• [REQUEST A]: Gather every line in the records below that contains the string "lokalizacyjnyc", and copy each one.

======== READING TEXT ========

# Joke of the Day.



## Chuck Smith (Feb 22, 2005)

Fred was in the fertilized egg business. He had several hundred young pullets,' and ten roosters to fertilize the eggs.

He kept records, and any rooster not performing went into the soup pot and was replaced.

This took a lot of time, so he bought some tiny bells and attached them to his roosters.

Each bell had a different tone, so he could tell from a distance, which rooster was performing.

Now, he could sit on the porch and fill out an efficiency report by just listening to the bells.

Fred's favorite rooster, old Butch, was a very fine specimen, but this morning he noticed old Butch's bell hadn't rung at all!

When he went to investigate, he saw the other roosters were busy chasing pullets, bells-a-ringing, but the pullets, hearing the roosters coming, would run for cover.

To Fred's amazement, old Butch had his bell in his beak, so it couldn't ring. He'd sneak up on a pullet, do his job and walk on to the next one.

Fred was so proud of old Butch, he entered him in the Local Farm Show and he became an overnight sensation among the judges. The result was the judges not only awarded old Butch the* "No Bell Piece Prize," *but they also awarded him the* "Pulletsurprise*" as well.

Clearly old Butch was a politician in the making. Who else but a politician could figure out how to win two of the most coveted awards on our planet by being the best at sneaking up on the unsuspecting populace and screwing them when they weren't paying attention.

Vote carefully in the next election, you can't always hear the bells.


----------



## Kelly Hannan (Jan 9, 2007)

that's a good one


----------

======== RECORDS TO PROCESS ========

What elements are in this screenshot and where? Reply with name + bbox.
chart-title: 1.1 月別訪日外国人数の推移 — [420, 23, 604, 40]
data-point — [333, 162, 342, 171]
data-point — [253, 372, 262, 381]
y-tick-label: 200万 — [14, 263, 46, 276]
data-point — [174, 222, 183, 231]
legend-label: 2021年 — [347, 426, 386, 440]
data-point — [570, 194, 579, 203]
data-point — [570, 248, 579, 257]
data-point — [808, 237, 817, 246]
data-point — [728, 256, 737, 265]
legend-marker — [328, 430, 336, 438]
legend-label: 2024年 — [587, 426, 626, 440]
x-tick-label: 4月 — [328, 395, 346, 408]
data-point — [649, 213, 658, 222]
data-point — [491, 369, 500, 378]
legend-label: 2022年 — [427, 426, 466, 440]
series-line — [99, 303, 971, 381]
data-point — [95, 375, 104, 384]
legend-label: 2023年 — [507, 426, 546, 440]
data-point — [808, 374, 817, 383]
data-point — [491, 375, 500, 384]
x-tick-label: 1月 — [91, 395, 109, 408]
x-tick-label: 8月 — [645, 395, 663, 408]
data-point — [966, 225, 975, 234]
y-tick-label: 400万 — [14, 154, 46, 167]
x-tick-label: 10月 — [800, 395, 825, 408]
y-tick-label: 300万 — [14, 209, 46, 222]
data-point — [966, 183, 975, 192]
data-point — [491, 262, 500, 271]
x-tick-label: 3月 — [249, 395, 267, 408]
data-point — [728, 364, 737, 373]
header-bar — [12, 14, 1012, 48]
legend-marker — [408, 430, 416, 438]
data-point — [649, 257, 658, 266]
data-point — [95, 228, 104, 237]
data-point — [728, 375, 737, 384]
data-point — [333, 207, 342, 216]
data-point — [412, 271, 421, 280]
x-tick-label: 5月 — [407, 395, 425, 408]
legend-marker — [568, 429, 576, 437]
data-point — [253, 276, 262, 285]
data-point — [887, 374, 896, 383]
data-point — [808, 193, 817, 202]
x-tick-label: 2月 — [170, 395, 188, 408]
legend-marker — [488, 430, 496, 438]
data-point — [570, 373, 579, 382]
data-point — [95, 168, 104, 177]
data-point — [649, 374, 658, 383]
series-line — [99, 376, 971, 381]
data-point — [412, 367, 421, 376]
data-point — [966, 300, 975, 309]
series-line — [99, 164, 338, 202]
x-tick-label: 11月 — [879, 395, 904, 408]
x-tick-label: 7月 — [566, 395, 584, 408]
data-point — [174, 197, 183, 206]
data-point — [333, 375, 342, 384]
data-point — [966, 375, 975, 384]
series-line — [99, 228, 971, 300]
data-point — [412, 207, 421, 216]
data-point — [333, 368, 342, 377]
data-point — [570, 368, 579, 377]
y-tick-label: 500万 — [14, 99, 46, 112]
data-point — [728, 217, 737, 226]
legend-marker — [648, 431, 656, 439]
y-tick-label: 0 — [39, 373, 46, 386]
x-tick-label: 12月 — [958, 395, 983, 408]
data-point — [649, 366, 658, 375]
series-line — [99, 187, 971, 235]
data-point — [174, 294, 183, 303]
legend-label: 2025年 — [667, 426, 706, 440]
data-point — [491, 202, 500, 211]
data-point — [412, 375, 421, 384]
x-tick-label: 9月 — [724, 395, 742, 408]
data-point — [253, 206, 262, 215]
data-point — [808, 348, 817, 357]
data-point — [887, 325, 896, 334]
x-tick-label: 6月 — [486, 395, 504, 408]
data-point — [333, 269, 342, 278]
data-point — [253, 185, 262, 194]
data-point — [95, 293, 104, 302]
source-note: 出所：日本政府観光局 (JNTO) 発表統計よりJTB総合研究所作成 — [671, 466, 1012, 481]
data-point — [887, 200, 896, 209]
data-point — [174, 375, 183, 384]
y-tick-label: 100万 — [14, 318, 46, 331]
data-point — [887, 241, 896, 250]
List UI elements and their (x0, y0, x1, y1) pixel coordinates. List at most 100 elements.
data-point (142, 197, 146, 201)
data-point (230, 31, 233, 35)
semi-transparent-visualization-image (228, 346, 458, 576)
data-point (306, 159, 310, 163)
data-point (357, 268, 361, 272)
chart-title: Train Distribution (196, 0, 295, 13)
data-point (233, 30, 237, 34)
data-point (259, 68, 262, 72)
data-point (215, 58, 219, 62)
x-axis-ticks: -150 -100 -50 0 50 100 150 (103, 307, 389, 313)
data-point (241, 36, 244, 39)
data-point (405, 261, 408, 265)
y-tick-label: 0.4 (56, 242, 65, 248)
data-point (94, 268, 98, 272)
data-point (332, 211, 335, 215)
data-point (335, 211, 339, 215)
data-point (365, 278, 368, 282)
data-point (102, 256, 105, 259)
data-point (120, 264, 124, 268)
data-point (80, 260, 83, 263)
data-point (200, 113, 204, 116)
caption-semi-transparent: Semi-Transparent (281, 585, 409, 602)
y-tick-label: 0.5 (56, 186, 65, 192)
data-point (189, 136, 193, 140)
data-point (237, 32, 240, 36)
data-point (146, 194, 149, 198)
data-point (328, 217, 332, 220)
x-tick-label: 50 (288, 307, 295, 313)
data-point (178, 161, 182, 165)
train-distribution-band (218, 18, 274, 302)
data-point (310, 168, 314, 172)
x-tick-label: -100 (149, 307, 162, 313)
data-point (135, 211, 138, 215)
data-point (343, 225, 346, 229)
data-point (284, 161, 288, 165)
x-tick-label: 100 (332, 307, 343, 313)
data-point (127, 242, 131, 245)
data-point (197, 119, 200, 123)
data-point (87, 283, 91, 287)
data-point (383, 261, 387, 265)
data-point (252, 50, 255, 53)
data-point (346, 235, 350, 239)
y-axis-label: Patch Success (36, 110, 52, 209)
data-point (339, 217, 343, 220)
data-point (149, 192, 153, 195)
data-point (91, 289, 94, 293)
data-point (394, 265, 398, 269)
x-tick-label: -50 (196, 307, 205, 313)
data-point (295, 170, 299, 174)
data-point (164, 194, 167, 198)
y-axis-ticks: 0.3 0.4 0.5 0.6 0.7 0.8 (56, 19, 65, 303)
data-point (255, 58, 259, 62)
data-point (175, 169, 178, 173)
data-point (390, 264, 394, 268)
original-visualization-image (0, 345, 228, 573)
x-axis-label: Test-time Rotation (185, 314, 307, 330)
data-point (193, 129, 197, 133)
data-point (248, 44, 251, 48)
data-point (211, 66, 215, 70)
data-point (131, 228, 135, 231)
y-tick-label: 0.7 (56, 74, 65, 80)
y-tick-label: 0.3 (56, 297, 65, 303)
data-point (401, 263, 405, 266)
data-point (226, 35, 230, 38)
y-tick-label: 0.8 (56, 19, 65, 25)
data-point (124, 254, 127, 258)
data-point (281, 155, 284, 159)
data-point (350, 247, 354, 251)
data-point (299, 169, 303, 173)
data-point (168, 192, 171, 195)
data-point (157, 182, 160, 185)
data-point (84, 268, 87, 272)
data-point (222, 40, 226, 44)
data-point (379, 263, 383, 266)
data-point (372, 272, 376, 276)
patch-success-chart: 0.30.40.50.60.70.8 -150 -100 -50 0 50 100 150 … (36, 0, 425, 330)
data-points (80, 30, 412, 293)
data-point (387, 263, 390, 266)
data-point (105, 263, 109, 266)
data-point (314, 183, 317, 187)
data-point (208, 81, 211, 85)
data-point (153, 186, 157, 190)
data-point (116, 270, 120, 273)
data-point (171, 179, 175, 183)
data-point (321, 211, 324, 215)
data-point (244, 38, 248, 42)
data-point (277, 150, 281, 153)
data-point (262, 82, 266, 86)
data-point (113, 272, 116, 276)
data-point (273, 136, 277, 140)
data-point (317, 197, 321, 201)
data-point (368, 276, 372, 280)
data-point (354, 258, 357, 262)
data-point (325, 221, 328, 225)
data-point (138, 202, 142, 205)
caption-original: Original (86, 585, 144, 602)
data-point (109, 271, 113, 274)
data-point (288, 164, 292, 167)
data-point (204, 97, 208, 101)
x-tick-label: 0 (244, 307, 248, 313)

========
======== RECORDS TO PROCESS ========

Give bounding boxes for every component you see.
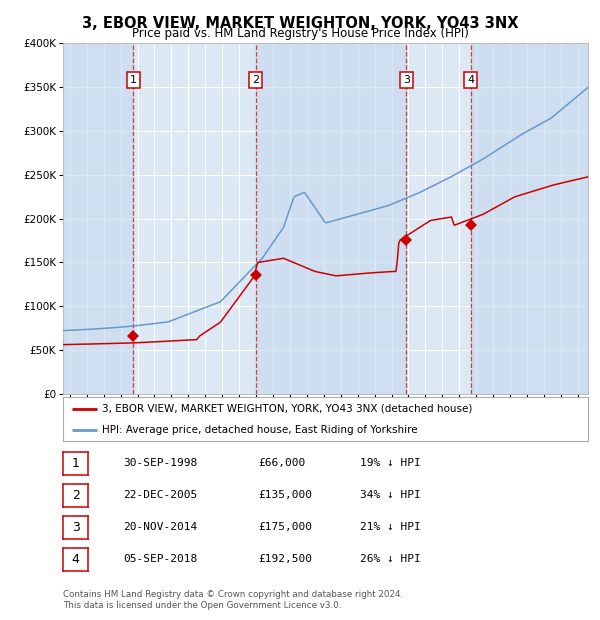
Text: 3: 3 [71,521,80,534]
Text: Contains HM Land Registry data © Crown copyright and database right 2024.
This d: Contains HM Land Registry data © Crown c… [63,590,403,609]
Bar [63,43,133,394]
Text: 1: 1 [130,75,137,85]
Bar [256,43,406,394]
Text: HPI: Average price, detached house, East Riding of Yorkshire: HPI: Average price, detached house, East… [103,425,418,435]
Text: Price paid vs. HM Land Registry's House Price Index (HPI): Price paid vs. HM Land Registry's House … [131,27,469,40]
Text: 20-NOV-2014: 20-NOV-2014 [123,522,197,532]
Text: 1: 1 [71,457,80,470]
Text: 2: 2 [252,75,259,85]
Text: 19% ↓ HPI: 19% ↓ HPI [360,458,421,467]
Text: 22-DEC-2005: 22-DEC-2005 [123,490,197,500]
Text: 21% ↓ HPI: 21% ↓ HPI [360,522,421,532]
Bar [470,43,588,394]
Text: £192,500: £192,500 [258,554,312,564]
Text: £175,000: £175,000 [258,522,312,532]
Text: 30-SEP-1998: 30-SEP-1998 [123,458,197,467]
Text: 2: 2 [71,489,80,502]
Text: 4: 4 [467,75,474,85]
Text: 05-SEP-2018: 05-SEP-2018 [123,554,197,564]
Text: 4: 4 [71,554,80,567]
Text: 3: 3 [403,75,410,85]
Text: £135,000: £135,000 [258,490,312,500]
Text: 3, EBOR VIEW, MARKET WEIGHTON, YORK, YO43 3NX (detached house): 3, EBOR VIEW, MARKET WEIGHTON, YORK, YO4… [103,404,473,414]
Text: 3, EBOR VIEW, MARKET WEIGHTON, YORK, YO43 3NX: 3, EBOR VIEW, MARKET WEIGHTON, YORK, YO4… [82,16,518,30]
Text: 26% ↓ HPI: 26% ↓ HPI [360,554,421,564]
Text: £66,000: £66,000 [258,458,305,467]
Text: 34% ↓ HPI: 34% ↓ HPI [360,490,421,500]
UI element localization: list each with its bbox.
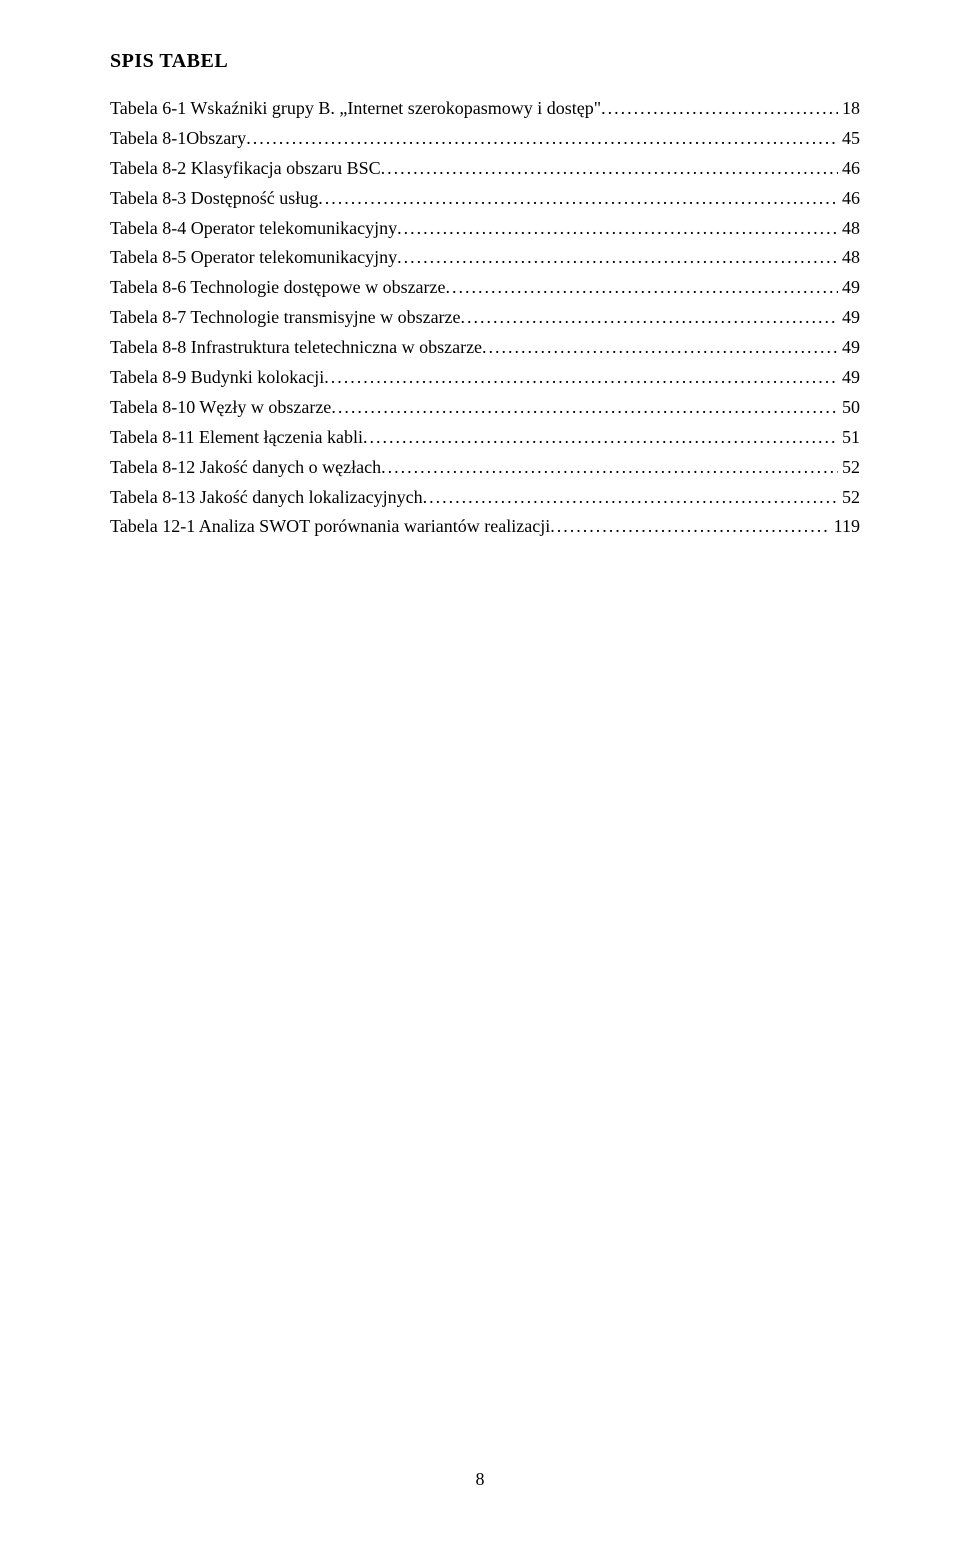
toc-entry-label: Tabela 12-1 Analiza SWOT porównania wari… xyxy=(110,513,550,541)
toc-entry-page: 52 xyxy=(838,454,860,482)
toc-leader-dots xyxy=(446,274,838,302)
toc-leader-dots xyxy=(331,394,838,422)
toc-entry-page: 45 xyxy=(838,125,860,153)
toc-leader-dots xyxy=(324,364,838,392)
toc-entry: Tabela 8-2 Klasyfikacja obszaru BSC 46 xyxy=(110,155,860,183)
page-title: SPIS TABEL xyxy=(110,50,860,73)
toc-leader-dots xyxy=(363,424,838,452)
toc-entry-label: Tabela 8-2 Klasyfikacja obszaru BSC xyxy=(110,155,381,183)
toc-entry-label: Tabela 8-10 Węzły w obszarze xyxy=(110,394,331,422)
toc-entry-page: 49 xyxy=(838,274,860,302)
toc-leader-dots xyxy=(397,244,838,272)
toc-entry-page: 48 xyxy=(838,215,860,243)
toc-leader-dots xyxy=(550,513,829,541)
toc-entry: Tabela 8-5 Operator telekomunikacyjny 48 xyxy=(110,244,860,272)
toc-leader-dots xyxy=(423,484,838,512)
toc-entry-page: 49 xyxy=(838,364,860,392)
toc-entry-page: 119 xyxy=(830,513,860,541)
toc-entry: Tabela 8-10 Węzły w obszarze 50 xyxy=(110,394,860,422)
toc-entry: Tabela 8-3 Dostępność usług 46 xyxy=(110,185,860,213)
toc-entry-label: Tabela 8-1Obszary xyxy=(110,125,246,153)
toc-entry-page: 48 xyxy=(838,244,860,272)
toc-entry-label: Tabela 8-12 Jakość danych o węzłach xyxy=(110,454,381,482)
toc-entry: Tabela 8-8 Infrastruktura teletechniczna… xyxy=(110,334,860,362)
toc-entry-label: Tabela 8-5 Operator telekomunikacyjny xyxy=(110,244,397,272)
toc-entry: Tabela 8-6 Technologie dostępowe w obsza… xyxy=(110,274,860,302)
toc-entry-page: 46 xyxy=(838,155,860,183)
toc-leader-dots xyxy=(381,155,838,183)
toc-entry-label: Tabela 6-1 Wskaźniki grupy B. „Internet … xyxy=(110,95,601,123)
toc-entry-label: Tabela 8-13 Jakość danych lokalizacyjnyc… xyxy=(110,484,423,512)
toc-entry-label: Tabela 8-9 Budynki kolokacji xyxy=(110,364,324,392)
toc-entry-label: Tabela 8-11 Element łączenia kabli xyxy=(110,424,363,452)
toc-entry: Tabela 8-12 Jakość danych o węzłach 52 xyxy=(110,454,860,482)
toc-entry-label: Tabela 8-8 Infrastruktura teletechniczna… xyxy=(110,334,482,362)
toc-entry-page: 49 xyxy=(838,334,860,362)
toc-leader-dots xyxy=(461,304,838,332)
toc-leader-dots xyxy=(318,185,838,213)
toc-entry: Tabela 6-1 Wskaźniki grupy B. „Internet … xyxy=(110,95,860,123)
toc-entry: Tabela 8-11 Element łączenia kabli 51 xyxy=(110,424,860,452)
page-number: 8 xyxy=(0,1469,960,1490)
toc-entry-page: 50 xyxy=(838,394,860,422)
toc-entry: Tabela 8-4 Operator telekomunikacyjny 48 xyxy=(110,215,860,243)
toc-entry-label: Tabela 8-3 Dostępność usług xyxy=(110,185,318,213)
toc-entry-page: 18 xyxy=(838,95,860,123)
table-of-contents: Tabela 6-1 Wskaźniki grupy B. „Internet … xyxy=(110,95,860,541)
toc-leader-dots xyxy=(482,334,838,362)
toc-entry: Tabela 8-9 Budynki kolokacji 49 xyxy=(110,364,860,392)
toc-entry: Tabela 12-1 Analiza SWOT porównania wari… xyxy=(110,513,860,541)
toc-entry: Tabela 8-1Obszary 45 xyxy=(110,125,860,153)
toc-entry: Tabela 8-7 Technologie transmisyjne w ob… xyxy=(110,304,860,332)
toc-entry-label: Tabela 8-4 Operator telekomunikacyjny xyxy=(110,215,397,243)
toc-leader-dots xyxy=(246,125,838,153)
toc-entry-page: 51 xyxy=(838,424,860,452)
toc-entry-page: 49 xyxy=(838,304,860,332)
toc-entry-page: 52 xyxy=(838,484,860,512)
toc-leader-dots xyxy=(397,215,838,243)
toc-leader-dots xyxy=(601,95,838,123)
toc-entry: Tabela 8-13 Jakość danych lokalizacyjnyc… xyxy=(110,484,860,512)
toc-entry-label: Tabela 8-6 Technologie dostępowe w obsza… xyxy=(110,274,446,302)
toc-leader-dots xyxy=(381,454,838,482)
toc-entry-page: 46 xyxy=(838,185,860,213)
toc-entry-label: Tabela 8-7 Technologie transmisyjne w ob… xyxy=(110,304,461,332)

========

• [REQUEST B]: According to the joke above, which two awards did the judges give old Butch?

• [TASK OUTPUT A]:
toc-entry-label: Tabela 8-13 Jakość danych lokalizacyjnyc… xyxy=(110,484,423,512)
toc-entry: Tabela 8-13 Jakość danych lokalizacyjnyc… xyxy=(110,484,860,512)

• [TASK OUTPUT B]: The "No Bell Piece Prize" and the "Pulletsurprise."